[Data for processing start]

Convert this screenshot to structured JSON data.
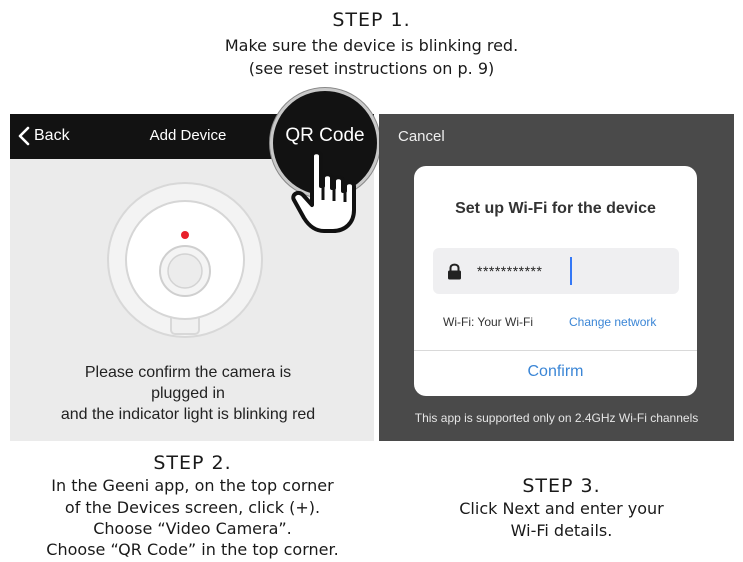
{
  "step1": {
    "title": "STEP 1.",
    "line1": "Make sure the device is blinking red.",
    "line2": "(see reset instructions on p. 9)"
  },
  "add_device_screen": {
    "back_label": "Back",
    "title": "Add Device",
    "qr_code_label": "QR Code",
    "confirm_lines": [
      "Please confirm the camera is",
      "plugged in",
      "and the indicator light is blinking red"
    ],
    "indicator_color": "#e8202a"
  },
  "wifi_screen": {
    "cancel_label": "Cancel",
    "dialog_title": "Set up Wi-Fi for the device",
    "password_value": "***********",
    "wifi_label": "Wi-Fi: Your Wi-Fi",
    "change_network_label": "Change network",
    "confirm_label": "Confirm",
    "support_note": "This app is supported only on 2.4GHz Wi-Fi channels",
    "accent_color": "#3b86d6"
  },
  "step2": {
    "title": "STEP 2.",
    "lines": [
      "In the Geeni app, on the top corner",
      "of the Devices screen, click (+).",
      "Choose “Video Camera”.",
      "Choose “QR Code” in the top corner."
    ]
  },
  "step3": {
    "title": "STEP 3.",
    "lines": [
      "Click Next and enter your",
      "Wi-Fi details."
    ]
  }
}
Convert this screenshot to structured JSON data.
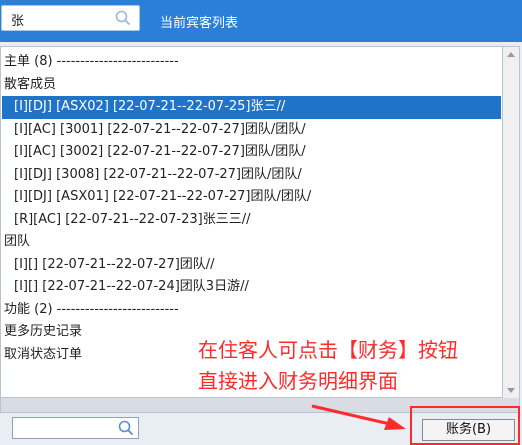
{
  "header": {
    "search_value": "张",
    "title": "当前宾客列表"
  },
  "list": [
    {
      "text": "主单 (8) --------------------------",
      "indent": false,
      "selected": false
    },
    {
      "text": "散客成员",
      "indent": false,
      "selected": false
    },
    {
      "text": "[I][DJ] [ASX02] [22-07-21--22-07-25]张三//",
      "indent": true,
      "selected": true
    },
    {
      "text": "[I][AC] [3001] [22-07-21--22-07-27]团队/团队/",
      "indent": true,
      "selected": false
    },
    {
      "text": "[I][AC] [3002] [22-07-21--22-07-27]团队/团队/",
      "indent": true,
      "selected": false
    },
    {
      "text": "[I][DJ] [3008] [22-07-21--22-07-27]团队/团队/",
      "indent": true,
      "selected": false
    },
    {
      "text": "[I][DJ] [ASX01] [22-07-21--22-07-27]团队/团队/",
      "indent": true,
      "selected": false
    },
    {
      "text": "[R][AC] [22-07-21--22-07-23]张三三//",
      "indent": true,
      "selected": false
    },
    {
      "text": "团队",
      "indent": false,
      "selected": false
    },
    {
      "text": "[I][] [22-07-21--22-07-27]团队//",
      "indent": true,
      "selected": false
    },
    {
      "text": "[I][] [22-07-21--22-07-24]团队3日游//",
      "indent": true,
      "selected": false
    },
    {
      "text": "功能 (2) --------------------------",
      "indent": false,
      "selected": false
    },
    {
      "text": "更多历史记录",
      "indent": false,
      "selected": false
    },
    {
      "text": "取消状态订单",
      "indent": false,
      "selected": false
    }
  ],
  "annotation": {
    "line1": "在住客人可点击【财务】按钮",
    "line2": "直接进入财务明细界面"
  },
  "footer": {
    "search_value": "",
    "finance_button_label": "账务(B)"
  },
  "colors": {
    "header_bg": "#2c7fd6",
    "selected_row_bg": "#1f73c9",
    "annotation": "#ff2a2a"
  }
}
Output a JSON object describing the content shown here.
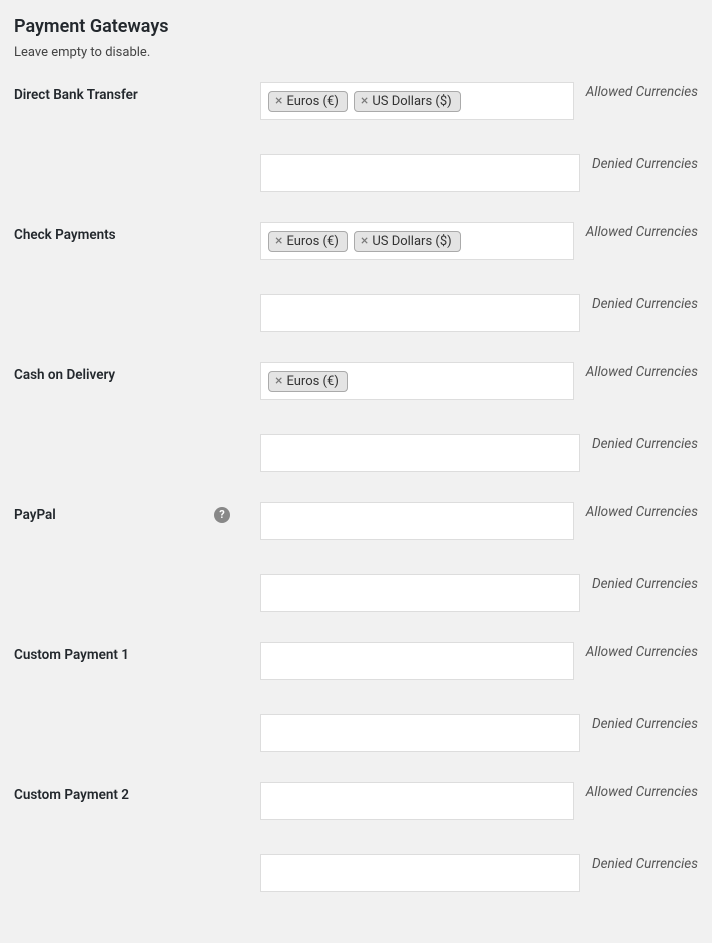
{
  "section": {
    "title": "Payment Gateways",
    "description": "Leave empty to disable."
  },
  "labels": {
    "allowed": "Allowed Currencies",
    "denied": "Denied Currencies"
  },
  "gateways": [
    {
      "name": "Direct Bank Transfer",
      "help": false,
      "allowed": [
        "Euros (€)",
        "US Dollars ($)"
      ],
      "denied": []
    },
    {
      "name": "Check Payments",
      "help": false,
      "allowed": [
        "Euros (€)",
        "US Dollars ($)"
      ],
      "denied": []
    },
    {
      "name": "Cash on Delivery",
      "help": false,
      "allowed": [
        "Euros (€)"
      ],
      "denied": []
    },
    {
      "name": "PayPal",
      "help": true,
      "allowed": [],
      "denied": []
    },
    {
      "name": "Custom Payment 1",
      "help": false,
      "allowed": [],
      "denied": []
    },
    {
      "name": "Custom Payment 2",
      "help": false,
      "allowed": [],
      "denied": []
    }
  ]
}
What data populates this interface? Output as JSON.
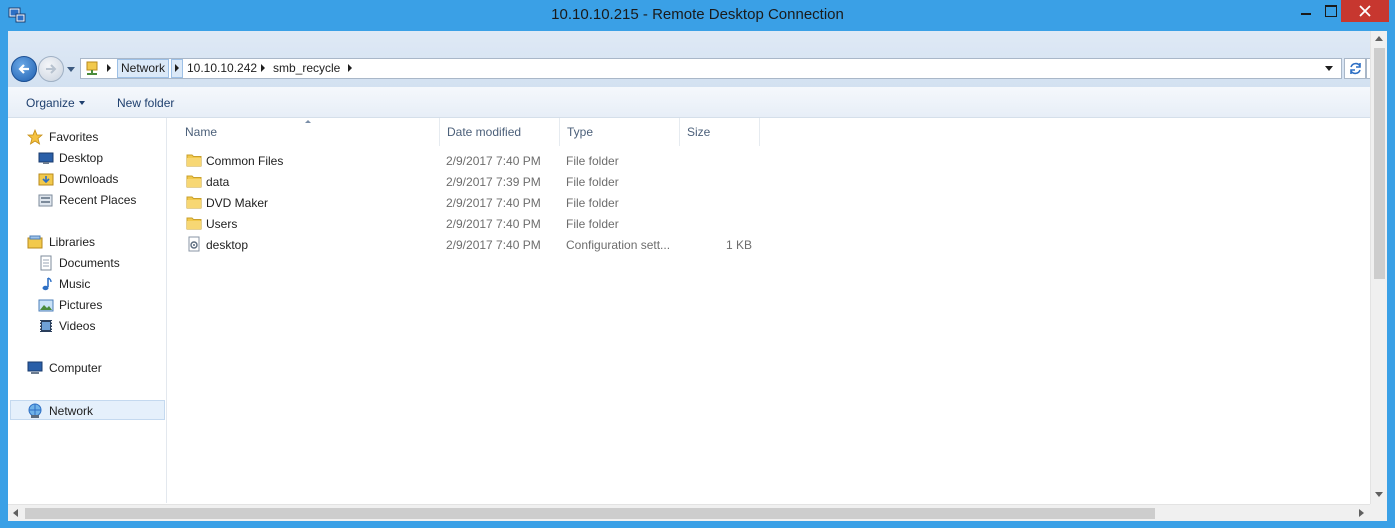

[Data for processing end]

Job
Without including any pictures, print all of the material exactly as given.

Result
Convert this screenshot to structured JSON data.
{
  "step1": {
    "title": "STEP 1.",
    "line1": "Make sure the device is blinking red.",
    "line2": "(see reset instructions on p. 9)"
  },
  "add_device_screen": {
    "back_label": "Back",
    "title": "Add Device",
    "qr_code_label": "QR Code",
    "confirm_lines": [
      "Please confirm the camera is",
      "plugged in",
      "and the indicator light is blinking red"
    ],
    "indicator_color": "#e8202a"
  },
  "wifi_screen": {
    "cancel_label": "Cancel",
    "dialog_title": "Set up Wi-Fi for the device",
    "password_value": "***********",
    "wifi_label": "Wi-Fi: Your Wi-Fi",
    "change_network_label": "Change network",
    "confirm_label": "Confirm",
    "support_note": "This app is supported only on 2.4GHz Wi-Fi channels",
    "accent_color": "#3b86d6"
  },
  "step2": {
    "title": "STEP 2.",
    "lines": [
      "In the Geeni app, on the top corner",
      "of the Devices screen, click (+).",
      "Choose “Video Camera”.",
      "Choose “QR Code” in the top corner."
    ]
  },
  "step3": {
    "title": "STEP 3.",
    "lines": [
      "Click Next and enter your",
      "Wi-Fi details."
    ]
  }
}
Convert this screenshot to structured JSON data.
{
  "header": {
    "search_value": "张",
    "title": "当前宾客列表"
  },
  "list": [
    {
      "text": "主单 (8) --------------------------",
      "indent": false,
      "selected": false
    },
    {
      "text": "散客成员",
      "indent": false,
      "selected": false
    },
    {
      "text": "[I][DJ] [ASX02] [22-07-21--22-07-25]张三//",
      "indent": true,
      "selected": true
    },
    {
      "text": "[I][AC] [3001] [22-07-21--22-07-27]团队/团队/",
      "indent": true,
      "selected": false
    },
    {
      "text": "[I][AC] [3002] [22-07-21--22-07-27]团队/团队/",
      "indent": true,
      "selected": false
    },
    {
      "text": "[I][DJ] [3008] [22-07-21--22-07-27]团队/团队/",
      "indent": true,
      "selected": false
    },
    {
      "text": "[I][DJ] [ASX01] [22-07-21--22-07-27]团队/团队/",
      "indent": true,
      "selected": false
    },
    {
      "text": "[R][AC] [22-07-21--22-07-23]张三三//",
      "indent": true,
      "selected": false
    },
    {
      "text": "团队",
      "indent": false,
      "selected": false
    },
    {
      "text": "[I][] [22-07-21--22-07-27]团队//",
      "indent": true,
      "selected": false
    },
    {
      "text": "[I][] [22-07-21--22-07-24]团队3日游//",
      "indent": true,
      "selected": false
    },
    {
      "text": "功能 (2) --------------------------",
      "indent": false,
      "selected": false
    },
    {
      "text": "更多历史记录",
      "indent": false,
      "selected": false
    },
    {
      "text": "取消状态订单",
      "indent": false,
      "selected": false
    }
  ],
  "annotation": {
    "line1": "在住客人可点击【财务】按钮",
    "line2": "直接进入财务明细界面"
  },
  "footer": {
    "search_value": "",
    "finance_button_label": "账务(B)"
  },
  "colors": {
    "header_bg": "#2c7fd6",
    "selected_row_bg": "#1f73c9",
    "annotation": "#ff2a2a"
  }
}
Output a JSON object describing the content shown here.
{
  "section": {
    "title": "Payment Gateways",
    "description": "Leave empty to disable."
  },
  "labels": {
    "allowed": "Allowed Currencies",
    "denied": "Denied Currencies"
  },
  "gateways": [
    {
      "name": "Direct Bank Transfer",
      "help": false,
      "allowed": [
        "Euros (€)",
        "US Dollars ($)"
      ],
      "denied": []
    },
    {
      "name": "Check Payments",
      "help": false,
      "allowed": [
        "Euros (€)",
        "US Dollars ($)"
      ],
      "denied": []
    },
    {
      "name": "Cash on Delivery",
      "help": false,
      "allowed": [
        "Euros (€)"
      ],
      "denied": []
    },
    {
      "name": "PayPal",
      "help": true,
      "allowed": [],
      "denied": []
    },
    {
      "name": "Custom Payment 1",
      "help": false,
      "allowed": [],
      "denied": []
    },
    {
      "name": "Custom Payment 2",
      "help": false,
      "allowed": [],
      "denied": []
    }
  ]
}
What data populates this interface? Output as JSON.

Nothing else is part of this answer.